**WRITTEN TASK**
Locate each line below that includes "Diagnóstico" and reproduce it.
[start]
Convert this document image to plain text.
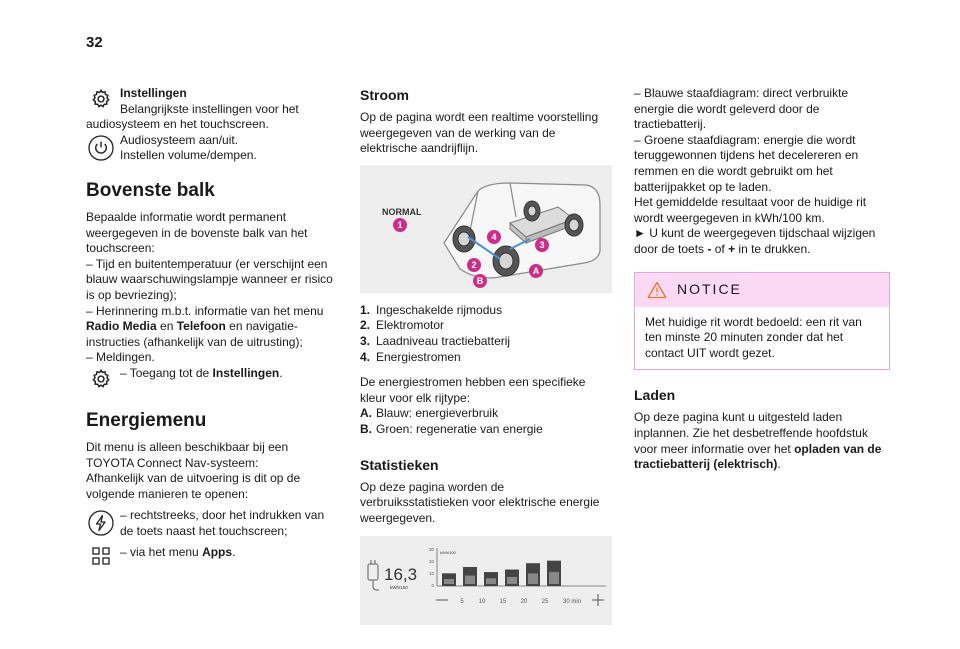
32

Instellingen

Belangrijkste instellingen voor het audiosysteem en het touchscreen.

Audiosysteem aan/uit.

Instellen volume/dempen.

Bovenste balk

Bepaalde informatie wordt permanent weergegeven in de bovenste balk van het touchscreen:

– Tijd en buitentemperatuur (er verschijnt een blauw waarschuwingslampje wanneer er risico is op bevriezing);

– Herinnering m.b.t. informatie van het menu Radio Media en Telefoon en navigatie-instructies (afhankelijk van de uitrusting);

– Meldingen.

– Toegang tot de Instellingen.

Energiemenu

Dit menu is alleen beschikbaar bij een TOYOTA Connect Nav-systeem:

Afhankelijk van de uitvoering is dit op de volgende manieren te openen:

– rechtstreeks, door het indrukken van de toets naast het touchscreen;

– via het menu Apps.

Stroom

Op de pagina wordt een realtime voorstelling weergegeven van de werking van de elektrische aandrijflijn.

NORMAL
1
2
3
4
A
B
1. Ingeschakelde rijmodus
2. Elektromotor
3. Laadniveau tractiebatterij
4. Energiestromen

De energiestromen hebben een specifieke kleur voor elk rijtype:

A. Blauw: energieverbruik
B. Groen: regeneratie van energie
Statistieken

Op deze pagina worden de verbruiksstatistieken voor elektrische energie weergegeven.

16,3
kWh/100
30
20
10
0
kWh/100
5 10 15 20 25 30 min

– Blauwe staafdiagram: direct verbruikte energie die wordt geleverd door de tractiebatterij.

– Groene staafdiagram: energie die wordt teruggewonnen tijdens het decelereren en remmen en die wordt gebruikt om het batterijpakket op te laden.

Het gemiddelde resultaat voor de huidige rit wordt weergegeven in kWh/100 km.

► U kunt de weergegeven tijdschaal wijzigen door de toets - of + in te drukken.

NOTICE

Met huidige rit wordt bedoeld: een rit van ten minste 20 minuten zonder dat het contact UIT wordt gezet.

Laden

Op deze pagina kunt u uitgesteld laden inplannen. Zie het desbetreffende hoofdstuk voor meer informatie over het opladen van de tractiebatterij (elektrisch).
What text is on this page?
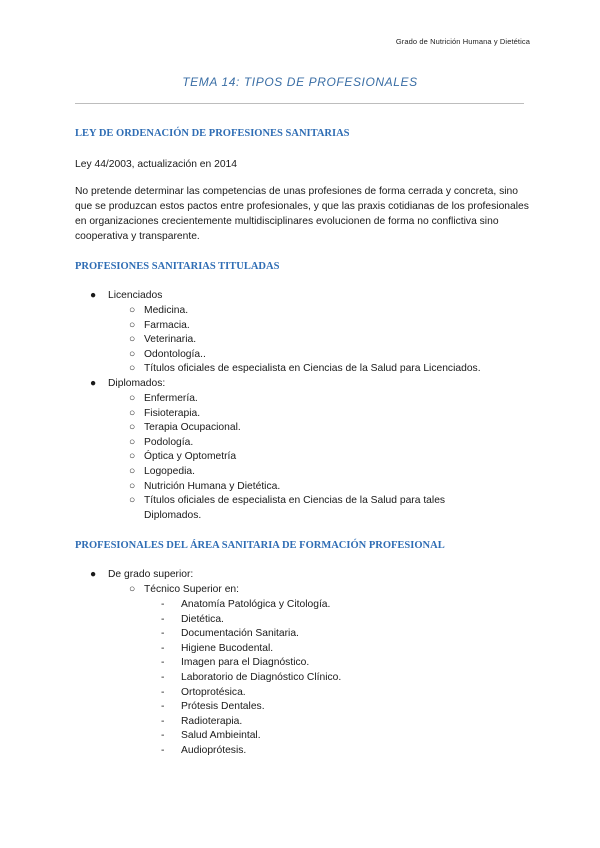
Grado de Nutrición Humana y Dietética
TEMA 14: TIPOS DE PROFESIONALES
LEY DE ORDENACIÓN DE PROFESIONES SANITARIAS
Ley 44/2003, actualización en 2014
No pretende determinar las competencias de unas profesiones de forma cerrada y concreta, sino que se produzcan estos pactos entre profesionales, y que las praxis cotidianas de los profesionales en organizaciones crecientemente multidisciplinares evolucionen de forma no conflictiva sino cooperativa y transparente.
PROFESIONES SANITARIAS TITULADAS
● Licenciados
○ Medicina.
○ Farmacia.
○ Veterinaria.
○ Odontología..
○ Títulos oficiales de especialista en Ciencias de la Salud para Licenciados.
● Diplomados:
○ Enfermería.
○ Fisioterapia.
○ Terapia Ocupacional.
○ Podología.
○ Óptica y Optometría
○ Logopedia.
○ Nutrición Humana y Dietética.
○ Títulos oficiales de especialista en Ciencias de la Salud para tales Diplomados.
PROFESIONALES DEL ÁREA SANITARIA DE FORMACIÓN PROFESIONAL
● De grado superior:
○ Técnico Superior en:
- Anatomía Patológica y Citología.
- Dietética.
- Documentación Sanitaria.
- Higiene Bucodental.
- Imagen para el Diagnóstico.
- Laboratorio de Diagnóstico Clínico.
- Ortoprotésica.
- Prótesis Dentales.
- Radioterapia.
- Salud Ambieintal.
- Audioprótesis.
[end]
**OUTPUT FOR THIS TASK**
- Imagen para el Diagnóstico.
- Laboratorio de Diagnóstico Clínico.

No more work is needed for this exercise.